### RECORDED INFORMATION
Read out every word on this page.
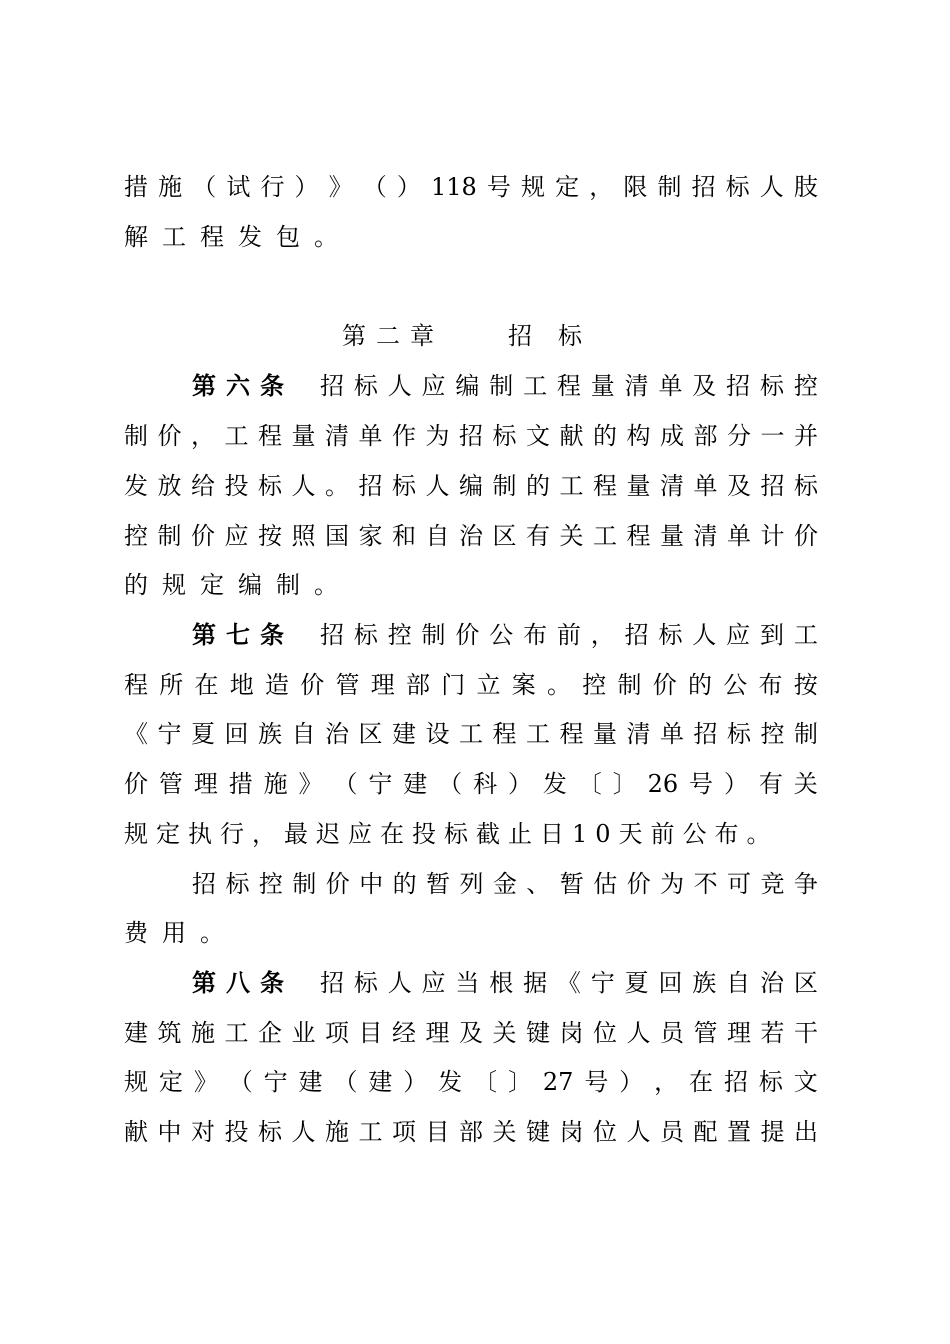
措 施 （ 试 行 ） 》 （ ） 118 号 规 定 ， 限 制 招 标 人 肢
解工程发包。
第二章	招标
第六条 招 标 人 应 编 制 工 程 量 清 单 及 招 标 控
制 价 ， 工 程 量 清 单 作 为 招 标 文 献 的 构 成 部 分 一 并
发 放 给 投 标 人 。 招 标 人 编 制 的 工 程 量 清 单 及 招 标
控 制 价 应 按 照 国 家 和 自 治 区 有 关 工 程 量 清 单 计 价
的规定编制。
第七条 招 标 控 制 价 公 布 前 ， 招 标 人 应 到 工
程 所 在 地 造 价 管 理 部 门 立 案 。 控 制 价 的 公 布 按
《 宁 夏 回 族 自 治 区 建 设 工 程 工 程 量 清 单 招 标 控 制
价 管 理 措 施 》 （ 宁 建 （ 科 ） 发 〔 〕 26 号 ） 有 关
规定执行，最迟应在投标截止日10天前公布。
招 标 控 制 价 中 的 暂 列 金 、 暂 估 价 为 不 可 竞 争
费用。
第八条 招 标 人 应 当 根 据 《 宁 夏 回 族 自 治 区
建 筑 施 工 企 业 项 目 经 理 及 关 键 岗 位 人 员 管 理 若 干
规 定 》 （ 宁 建 （ 建 ） 发 〔 〕 27 号 ） ， 在 招 标 文
献 中 对 投 标 人 施 工 项 目 部 关 键 岗 位 人 员 配 置 提 出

### AIM OF THE TASK
Go through the listing above and write it out again exactly, dropping the pictures.

### EXERCISE OUTPUT
Read out every word on this page.
措 施 （ 试 行 ） 》 （ ） 118 号 规 定 ， 限 制 招 标 人 肢
解工程发包。
第二章	招标
第六条 招 标 人 应 编 制 工 程 量 清 单 及 招 标 控
制 价 ， 工 程 量 清 单 作 为 招 标 文 献 的 构 成 部 分 一 并
发 放 给 投 标 人 。 招 标 人 编 制 的 工 程 量 清 单 及 招 标
控 制 价 应 按 照 国 家 和 自 治 区 有 关 工 程 量 清 单 计 价
的规定编制。
第七条 招 标 控 制 价 公 布 前 ， 招 标 人 应 到 工
程 所 在 地 造 价 管 理 部 门 立 案 。 控 制 价 的 公 布 按
《 宁 夏 回 族 自 治 区 建 设 工 程 工 程 量 清 单 招 标 控 制
价 管 理 措 施 》 （ 宁 建 （ 科 ） 发 〔 〕 26 号 ） 有 关
规定执行，最迟应在投标截止日10天前公布。
招 标 控 制 价 中 的 暂 列 金 、 暂 估 价 为 不 可 竞 争
费用。
第八条 招 标 人 应 当 根 据 《 宁 夏 回 族 自 治 区
建 筑 施 工 企 业 项 目 经 理 及 关 键 岗 位 人 员 管 理 若 干
规 定 》 （ 宁 建 （ 建 ） 发 〔 〕 27 号 ） ， 在 招 标 文
献 中 对 投 标 人 施 工 项 目 部 关 键 岗 位 人 员 配 置 提 出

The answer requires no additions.